— PROBLEM TO WORK ON —
Type out all the records word for word. Any pictures are to be left out.
>>>
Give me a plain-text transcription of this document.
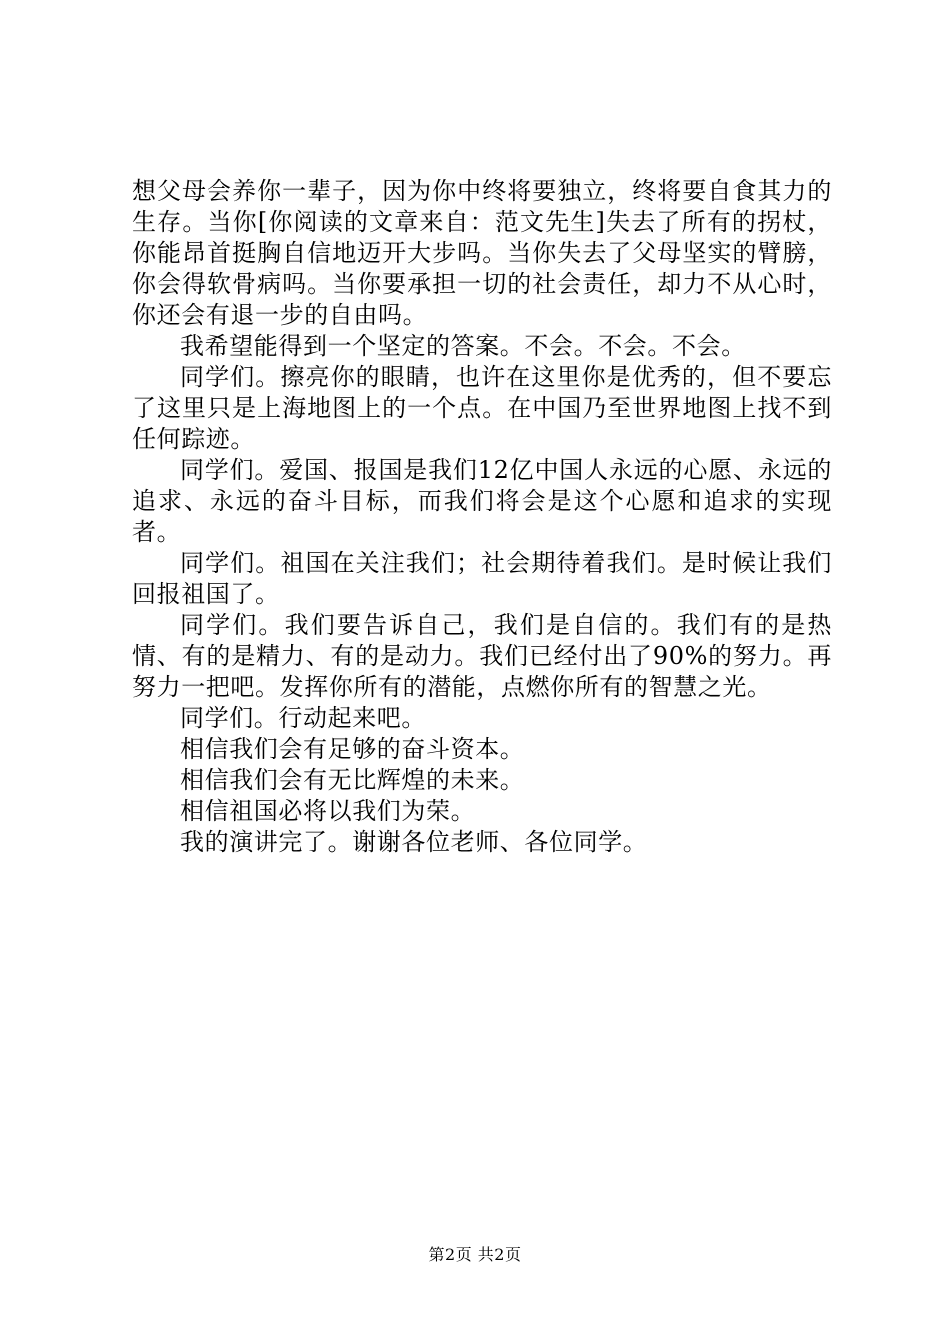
想父母会养你一辈子，因为你中终将要独立，终将要自食其力的生存。当你[你阅读的文章来自：范文先生]失去了所有的拐杖，你能昂首挺胸自信地迈开大步吗。当你失去了父母坚实的臂膀，你会得软骨病吗。当你要承担一切的社会责任，却力不从心时，你还会有退一步的自由吗。

我希望能得到一个坚定的答案。不会。不会。不会。

同学们。擦亮你的眼睛，也许在这里你是优秀的，但不要忘了这里只是上海地图上的一个点。在中国乃至世界地图上找不到任何踪迹。

同学们。爱国、报国是我们12亿中国人永远的心愿、永远的追求、永远的奋斗目标，而我们将会是这个心愿和追求的实现者。

同学们。祖国在关注我们；社会期待着我们。是时候让我们回报祖国了。

同学们。我们要告诉自己，我们是自信的。我们有的是热情、有的是精力、有的是动力。我们已经付出了90%的努力。再努力一把吧。发挥你所有的潜能，点燃你所有的智慧之光。

同学们。行动起来吧。

相信我们会有足够的奋斗资本。

相信我们会有无比辉煌的未来。

相信祖国必将以我们为荣。

我的演讲完了。谢谢各位老师、各位同学。

第2页 共2页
<<<
— RESULT OF THIS EXERCISE —
Give me a plain-text transcription of this document.
想父母会养你一辈子，因为你中终将要独立，终将要自食其力的生存。当你[你阅读的文章来自：范文先生]失去了所有的拐杖，你能昂首挺胸自信地迈开大步吗。当你失去了父母坚实的臂膀，你会得软骨病吗。当你要承担一切的社会责任，却力不从心时，你还会有退一步的自由吗。

我希望能得到一个坚定的答案。不会。不会。不会。

同学们。擦亮你的眼睛，也许在这里你是优秀的，但不要忘了这里只是上海地图上的一个点。在中国乃至世界地图上找不到任何踪迹。

同学们。爱国、报国是我们12亿中国人永远的心愿、永远的追求、永远的奋斗目标，而我们将会是这个心愿和追求的实现者。

同学们。祖国在关注我们；社会期待着我们。是时候让我们回报祖国了。

同学们。我们要告诉自己，我们是自信的。我们有的是热情、有的是精力、有的是动力。我们已经付出了90%的努力。再努力一把吧。发挥你所有的潜能，点燃你所有的智慧之光。

同学们。行动起来吧。

相信我们会有足够的奋斗资本。

相信我们会有无比辉煌的未来。

相信祖国必将以我们为荣。

我的演讲完了。谢谢各位老师、各位同学。

第2页 共2页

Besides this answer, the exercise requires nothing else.